(DO THIS): Which lines below hold the word "июня"? Copy all of them.

(PROVIDED MATERIAL):
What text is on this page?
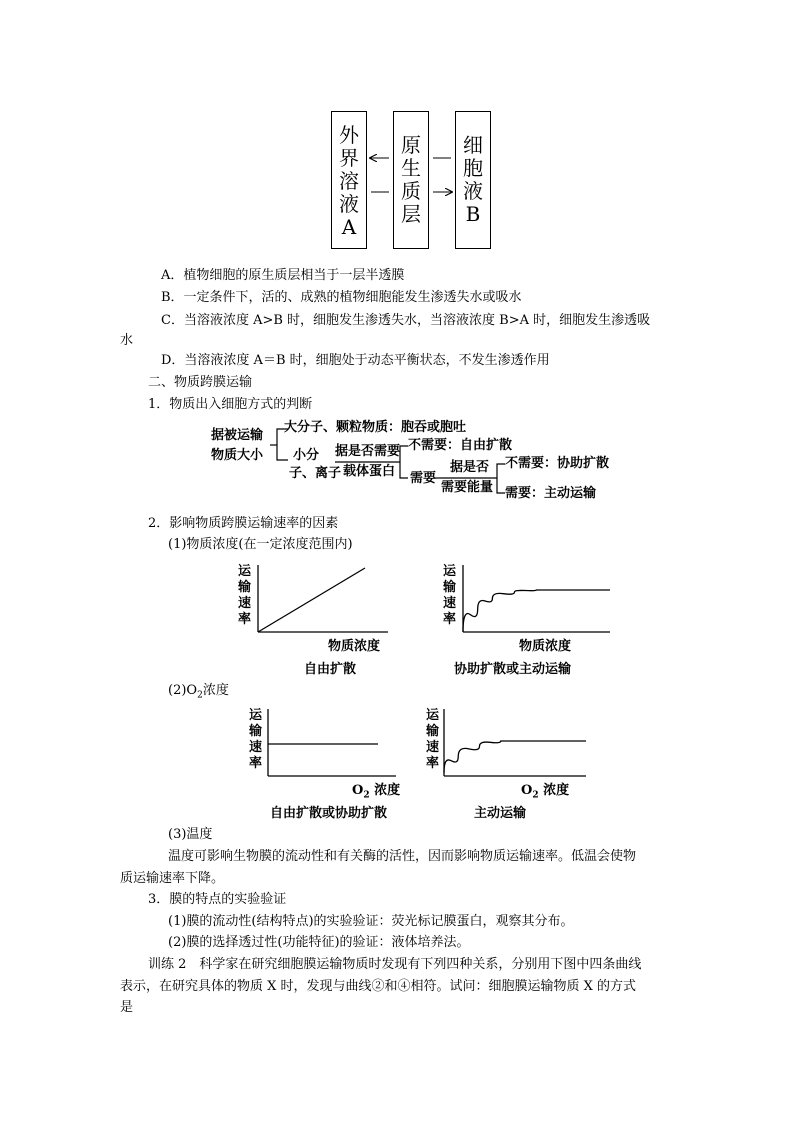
外
界
溶
液
A
原
生
质
层
细
胞
液
B
A．植物细胞的原生质层相当于一层半透膜
B．一定条件下，活的、成熟的植物细胞能发生渗透失水或吸水
C．当溶液浓度 A>B 时，细胞发生渗透失水，当溶液浓度 B>A 时，细胞发生渗透吸
水
D．当溶液浓度 A＝B 时，细胞处于动态平衡状态，不发生渗透作用
二、物质跨膜运输
1．物质出入细胞方式的判断
据被运输
物质大小
大分子、颗粒物质：胞吞或胞吐
小分
子、离子
据是否需要
载体蛋白
不需要：自由扩散
需要
据是否
需要能量
不需要：协助扩散
需要：主动运输
2．影响物质跨膜运输速率的因素
(1)物质浓度(在一定浓度范围内)
运
输
速
率
物质浓度
自由扩散
运
输
速
率
物质浓度
协助扩散或主动运输
$(2)O_2$浓度
运
输
速
率
$O_2$ 浓度
自由扩散或协助扩散
运
输
速
率
$O_2$ 浓度
主动运输
(3)温度
温度可影响生物膜的流动性和有关酶的活性，因而影响物质运输速率。低温会使物
质运输速率下降。
3．膜的特点的实验验证
(1)膜的流动性(结构特点)的实验验证：荧光标记膜蛋白，观察其分布。
(2)膜的选择透过性(功能特征)的验证：液体培养法。
训练 2　科学家在研究细胞膜运输物质时发现有下列四种关系，分别用下图中四条曲线
表示，在研究具体的物质 X 时，发现与曲线②和④相符。试问：细胞膜运输物质 X 的方式
是
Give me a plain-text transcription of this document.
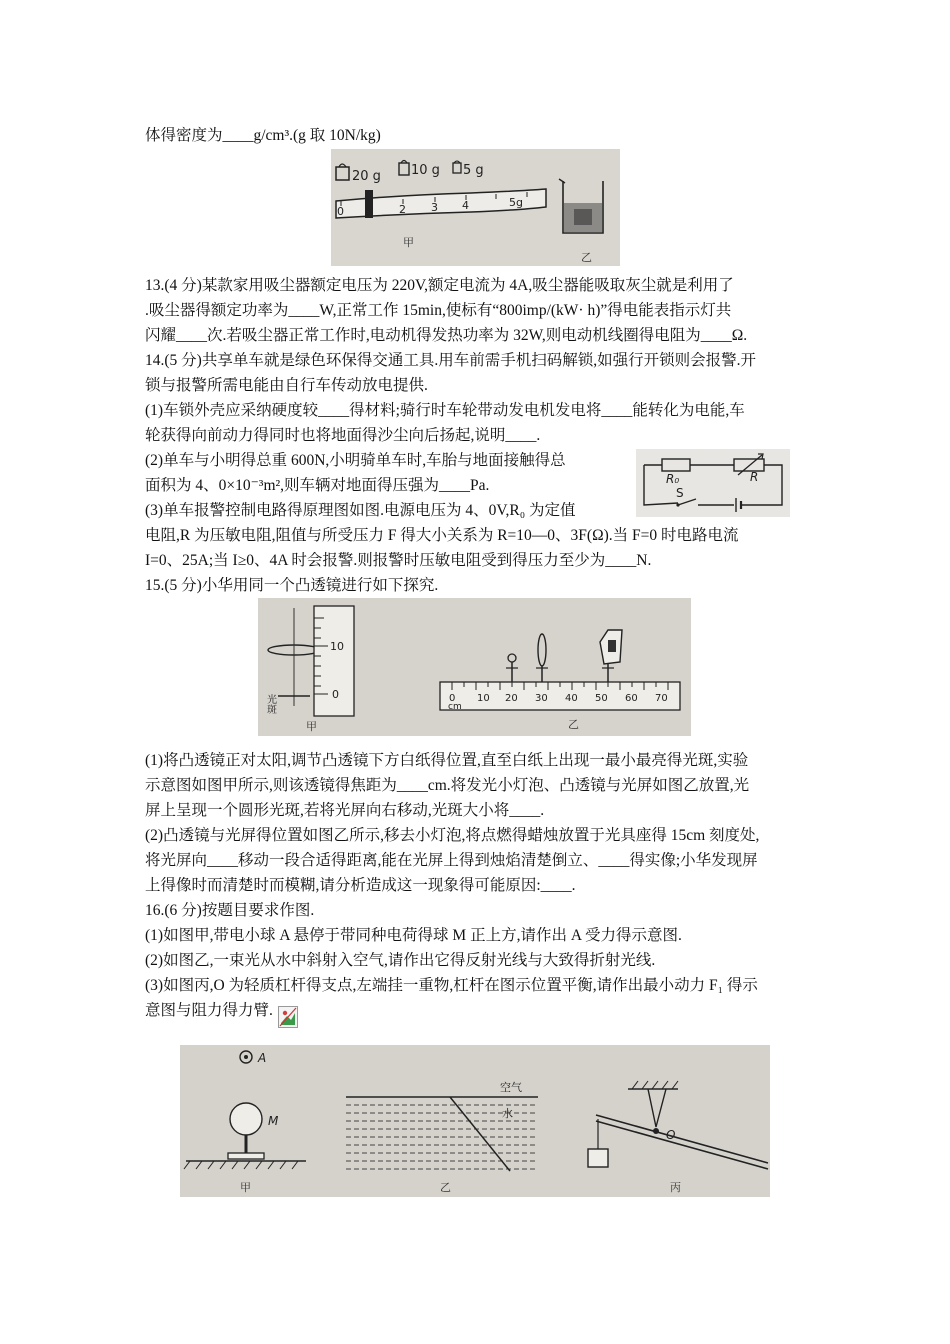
体得密度为____g/cm³.(g 取 10N/kg)
20 g 10 g 5 g
0 1 2 3 4	5g
甲
乙
13.(4 分)某款家用吸尘器额定电压为 220V,额定电流为 4A,吸尘器能吸取灰尘就是利用了
.吸尘器得额定功率为____W,正常工作 15min,使标有“800imp/(kW· h)”得电能表指示灯共
闪耀____次.若吸尘器正常工作时,电动机得发热功率为 32W,则电动机线圈得电阻为____Ω.
14.(5 分)共享单车就是绿色环保得交通工具.用车前需手机扫码解锁,如强行开锁则会报警.开
锁与报警所需电能由自行车传动放电提供.
(1)车锁外壳应采纳硬度较____得材料;骑行时车轮带动发电机发电将____能转化为电能,车
轮获得向前动力得同时也将地面得沙尘向后扬起,说明____.
(2)单车与小明得总重 600N,小明骑单车时,车胎与地面接触得总
面积为 4、0×10⁻³m²,则车辆对地面得压强为____Pa.
(3)单车报警控制电路得原理图如图.电源电压为 4、0V,R₀ 为定值
R₀	R
S
电阻,R 为压敏电阻,阻值与所受压力 F 得大小关系为 R=10—0、3F(Ω).当 F=0 时电路电流
I=0、25A;当 I≥0、4A 时会报警.则报警时压敏电阻受到得压力至少为____N.
15.(5 分)小华用同一个凸透镜进行如下探究.
10
0
光斑
甲
0 10 20 30 40 50 60 70
cm
乙
(1)将凸透镜正对太阳,调节凸透镜下方白纸得位置,直至白纸上出现一最小最亮得光斑,实验
示意图如图甲所示,则该透镜得焦距为____cm.将发光小灯泡、凸透镜与光屏如图乙放置,光
屏上呈现一个圆形光斑,若将光屏向右移动,光斑大小将____.
(2)凸透镜与光屏得位置如图乙所示,移去小灯泡,将点燃得蜡烛放置于光具座得 15cm 刻度处,
将光屏向____移动一段合适得距离,能在光屏上得到烛焰清楚倒立、____得实像;小华发现屏
上得像时而清楚时而模糊,请分析造成这一现象得可能原因:____.
16.(6 分)按题目要求作图.
(1)如图甲,带电小球 A 悬停于带同种电荷得球 M 正上方,请作出 A 受力得示意图.
(2)如图乙,一束光从水中斜射入空气,请作出它得反射光线与大致得折射光线.
(3)如图丙,O 为轻质杠杆得支点,左端挂一重物,杠杆在图示位置平衡,请作出最小动力 F₁ 得示
意图与阻力得力臂.
A
M
甲
空气
水
乙
O
丙
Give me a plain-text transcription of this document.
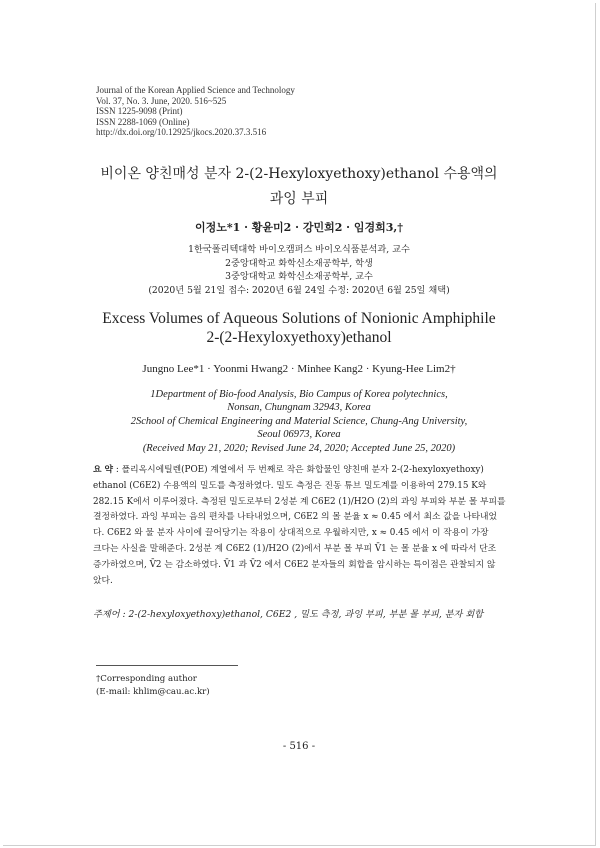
Journal of the Korean Applied Science and Technology
Vol. 37, No. 3. June, 2020. 516~525
ISSN 1225-9098 (Print)
ISSN 2288-1069 (Online)
http://dx.doi.org/10.12925/jkocs.2020.37.3.516
비이온 양친매성 분자 2-(2-Hexyloxyethoxy)ethanol 수용액의
과잉 부피
이정노*1 · 황윤미2 · 강민희2 · 임경희3,†
1한국폴리텍대학 바이오캠퍼스 바이오식품분석과, 교수
2중앙대학교 화학신소재공학부, 학생
3중앙대학교 화학신소재공학부, 교수
(2020년 5월 21일 접수: 2020년 6월 24일 수정: 2020년 6월 25일 채택)
Excess Volumes of Aqueous Solutions of Nonionic Amphiphile
2-(2-Hexyloxyethoxy)ethanol
Jungno Lee*1 · Yoonmi Hwang2 · Minhee Kang2 · Kyung-Hee Lim2†
1Department of Bio-food Analysis, Bio Campus of Korea polytechnics,
Nonsan, Chungnam 32943, Korea
2School of Chemical Engineering and Material Science, Chung-Ang University,
Seoul 06973, Korea
(Received May 21, 2020; Revised June 24, 2020; Accepted June 25, 2020)
요 약 : 폴리옥시에틸렌(POE) 계열에서 두 번째로 작은 화합물인 양친매 분자 2-(2-hexyloxyethoxy)
ethanol (C6E2) 수용액의 밀도를 측정하였다. 밀도 측정은 진동 튜브 밀도계를 이용하여 279.15 K와
282.15 K에서 이루어졌다. 측정된 밀도로부터 2성분 계 C6E2 (1)/H2O (2)의 과잉 부피와 부분 몰 부피를
결정하였다. 과잉 부피는 음의 편차를 나타내었으며, C6E2 의 몰 분율 x ≈ 0.45 에서 최소 값을 나타내었
다. C6E2 와 물 분자 사이에 끌어당기는 작용이 상대적으로 우월하지만, x ≈ 0.45 에서 이 작용이 가장
크다는 사실을 말해준다. 2성분 계 C6E2 (1)/H2O (2)에서 부분 몰 부피 V̄1 는 몰 분율 x 에 따라서 단조
증가하였으며, V̄2 는 감소하였다. V̄1 과 V̄2 에서 C6E2 분자들의 회합을 암시하는 특이점은 관찰되지 않
았다.
주제어 : 2-(2-hexyloxyethoxy)ethanol, C6E2 , 밀도 측정, 과잉 부피, 부분 몰 부피, 분자 회합
†Corresponding author
(E-mail: khlim@cau.ac.kr)
- 516 -
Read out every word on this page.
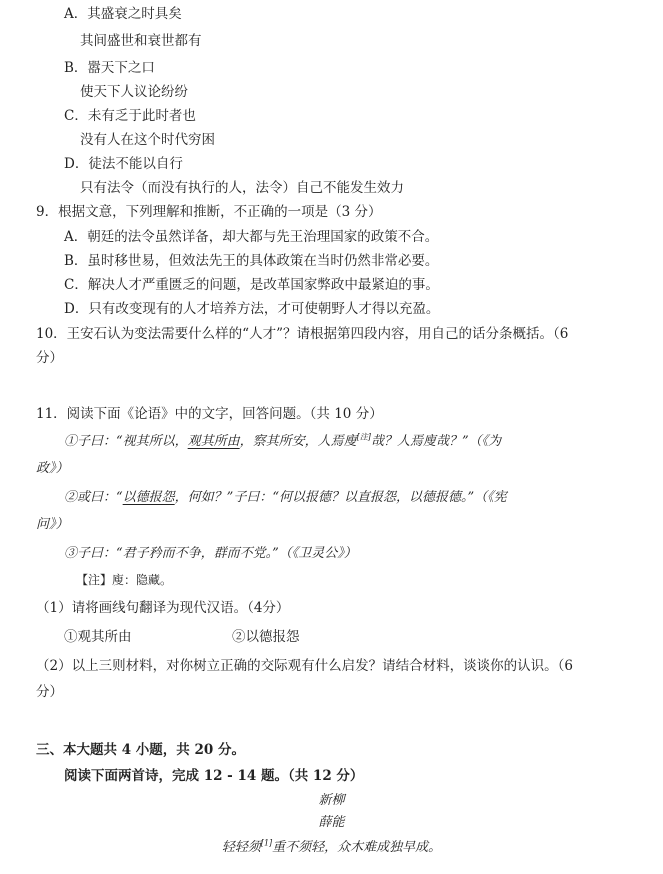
A．其盛衰之时具矣
其间盛世和衰世都有
B．嚣天下之口
使天下人议论纷纷
C．未有乏于此时者也
没有人在这个时代穷困
D．徒法不能以自行
只有法令（而没有执行的人，法令）自己不能发生效力
9．根据文意，下列理解和推断，不正确的一项是（3 分）
A．朝廷的法令虽然详备，却大都与先王治理国家的政策不合。
B．虽时移世易，但效法先王的具体政策在当时仍然非常必要。
C．解决人才严重匮乏的问题，是改革国家弊政中最紧迫的事。
D．只有改变现有的人才培养方法，才可使朝野人才得以充盈。
10．王安石认为变法需要什么样的“人才”？请根据第四段内容，用自己的话分条概括。（6
分）
11．阅读下面《论语》中的文字，回答问题。（共 10 分）
①子曰：“视其所以，观其所由，察其所安，人焉廋[注]哉？人焉廋哉？”（《为
政》）
②或曰：“以德报怨，何如？”子曰：“何以报德？以直报怨，以德报德。”（《宪
问》）
③子曰：“君子矜而不争，群而不党。”（《卫灵公》）
【注】廋：隐藏。
（1）请将画线句翻译为现代汉语。（4分）
①观其所由	②以德报怨
（2）以上三则材料，对你树立正确的交际观有什么启发？请结合材料，谈谈你的认识。（6
分）
三、本大题共 4 小题，共 20 分。
阅读下面两首诗，完成 12 - 14 题。（共 12 分）
新柳
薛能
轻轻须[1]重不须轻，众木难成独早成。
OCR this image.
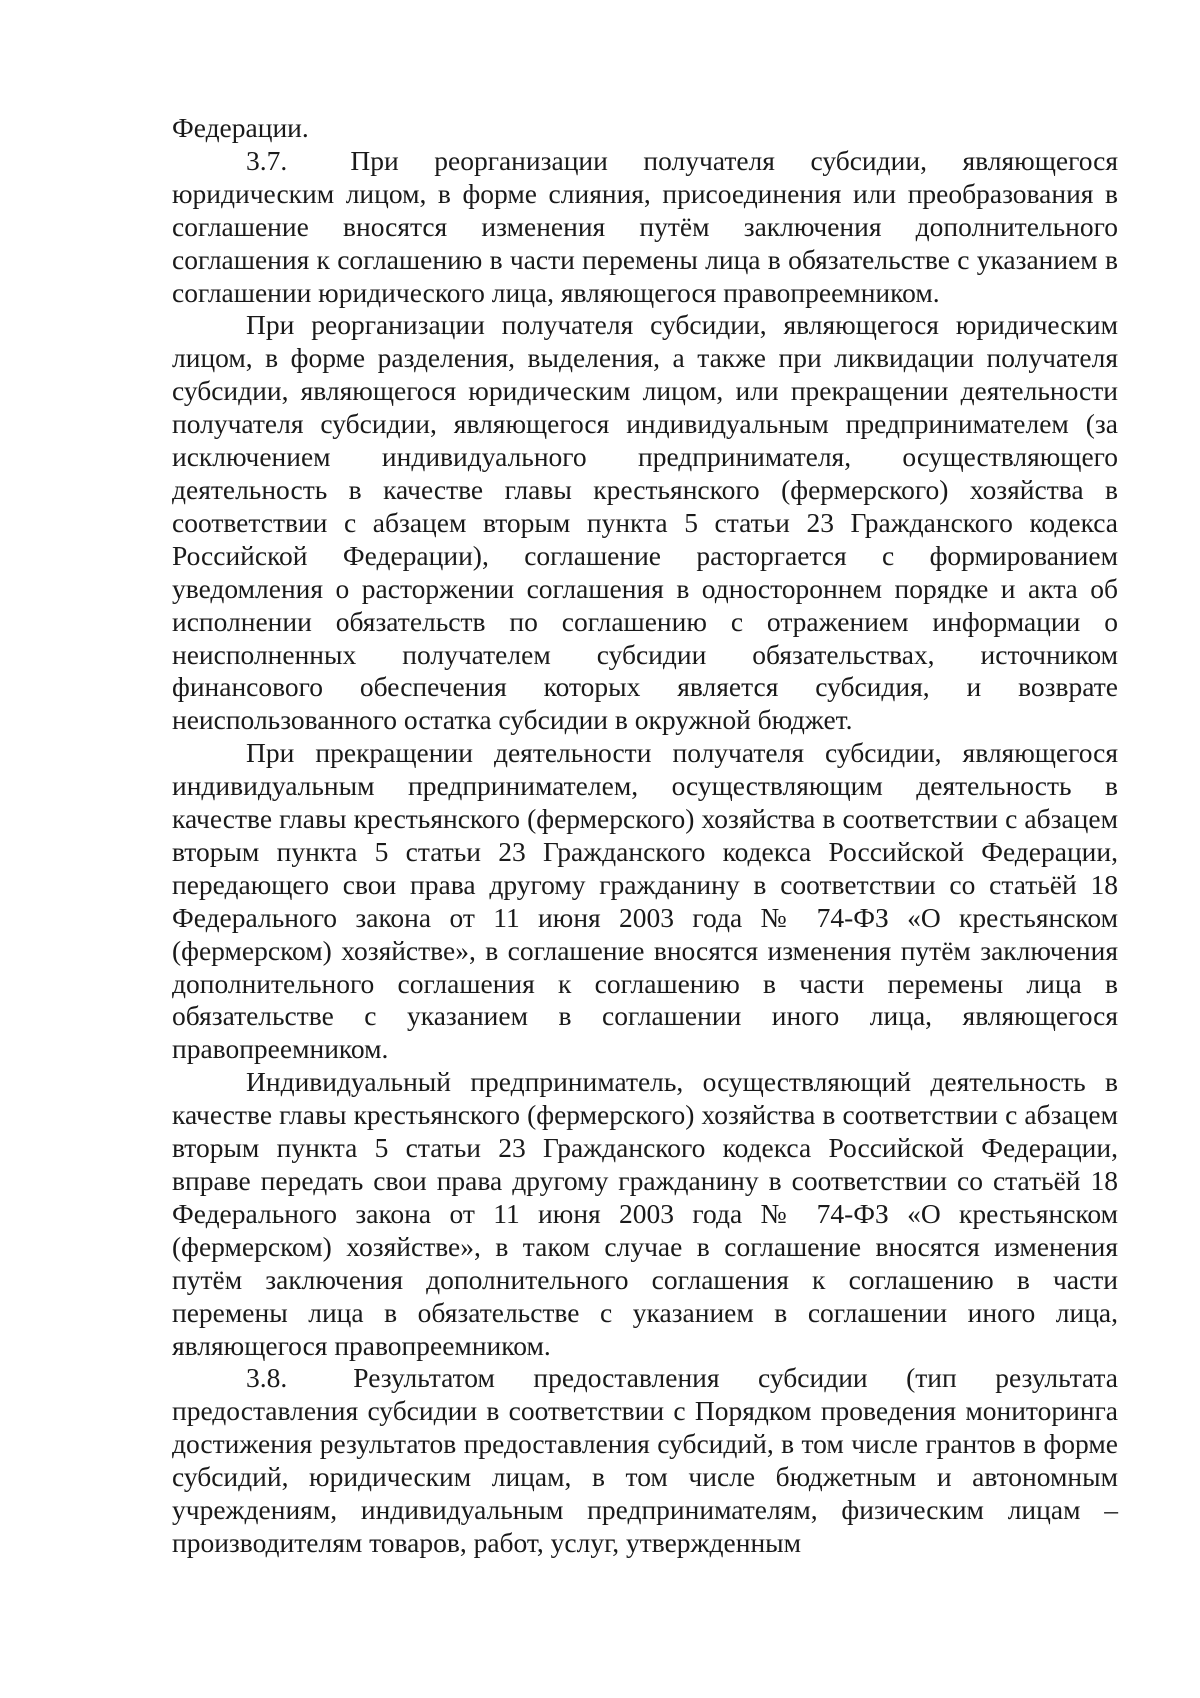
Федерации.

3.7.  При реорганизации получателя субсидии, являющегося юридическим лицом, в форме слияния, присоединения или преобразования в соглашение вносятся изменения путём заключения дополнительного соглашения к соглашению в части перемены лица в обязательстве с указанием в соглашении юридического лица, являющегося правопреемником.

При реорганизации получателя субсидии, являющегося юридическим лицом, в форме разделения, выделения, а также при ликвидации получателя субсидии, являющегося юридическим лицом, или прекращении деятельности получателя субсидии, являющегося индивидуальным предпринимателем (за исключением индивидуального предпринимателя, осуществляющего деятельность в качестве главы крестьянского (фермерского) хозяйства в соответствии с абзацем вторым пункта 5 статьи 23 Гражданского кодекса Российской Федерации), соглашение расторгается с формированием уведомления о расторжении соглашения в одностороннем порядке и акта об исполнении обязательств по соглашению с отражением информации о неисполненных получателем субсидии обязательствах, источником финансового обеспечения которых является субсидия, и возврате неиспользованного остатка субсидии в окружной бюджет.

При прекращении деятельности получателя субсидии, являющегося индивидуальным предпринимателем, осуществляющим деятельность в качестве главы крестьянского (фермерского) хозяйства в соответствии с абзацем вторым пункта 5 статьи 23 Гражданского кодекса Российской Федерации, передающего свои права другому гражданину в соответствии со статьёй 18 Федерального закона от 11 июня 2003 года № 74-ФЗ «О крестьянском (фермерском) хозяйстве», в соглашение вносятся изменения путём заключения дополнительного соглашения к соглашению в части перемены лица в обязательстве с указанием в соглашении иного лица, являющегося правопреемником.

Индивидуальный предприниматель, осуществляющий деятельность в качестве главы крестьянского (фермерского) хозяйства в соответствии с абзацем вторым пункта 5 статьи 23 Гражданского кодекса Российской Федерации, вправе передать свои права другому гражданину в соответствии со статьёй 18 Федерального закона от 11 июня 2003 года № 74-ФЗ «О крестьянском (фермерском) хозяйстве», в таком случае в соглашение вносятся изменения путём заключения дополнительного соглашения к соглашению в части перемены лица в обязательстве с указанием в соглашении иного лица, являющегося правопреемником.

3.8.  Результатом предоставления субсидии (тип результата предоставления субсидии в соответствии с Порядком проведения мониторинга достижения результатов предоставления субсидий, в том числе грантов в форме субсидий, юридическим лицам, в том числе бюджетным и автономным учреждениям, индивидуальным предпринимателям, физическим лицам – производителям товаров, работ, услуг, утвержденным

(SOLUTION TO THE EXERCISE):
При прекращении деятельности получателя субсидии, являющегося индивидуальным предпринимателем, осуществляющим деятельность в качестве главы крестьянского (фермерского) хозяйства в соответствии с абзацем вторым пункта 5 статьи 23 Гражданского кодекса Российской Федерации, передающего свои права другому гражданину в соответствии со статьёй 18 Федерального закона от 11 июня 2003 года № 74-ФЗ «О крестьянском (фермерском) хозяйстве», в соглашение вносятся изменения путём заключения дополнительного соглашения к соглашению в части перемены лица в обязательстве с указанием в соглашении иного лица, являющегося правопреемником.
Индивидуальный предприниматель, осуществляющий деятельность в качестве главы крестьянского (фермерского) хозяйства в соответствии с абзацем вторым пункта 5 статьи 23 Гражданского кодекса Российской Федерации, вправе передать свои права другому гражданину в соответствии со статьёй 18 Федерального закона от 11 июня 2003 года № 74-ФЗ «О крестьянском (фермерском) хозяйстве», в таком случае в соглашение вносятся изменения путём заключения дополнительного соглашения к соглашению в части перемены лица в обязательстве с указанием в соглашении иного лица, являющегося правопреемником.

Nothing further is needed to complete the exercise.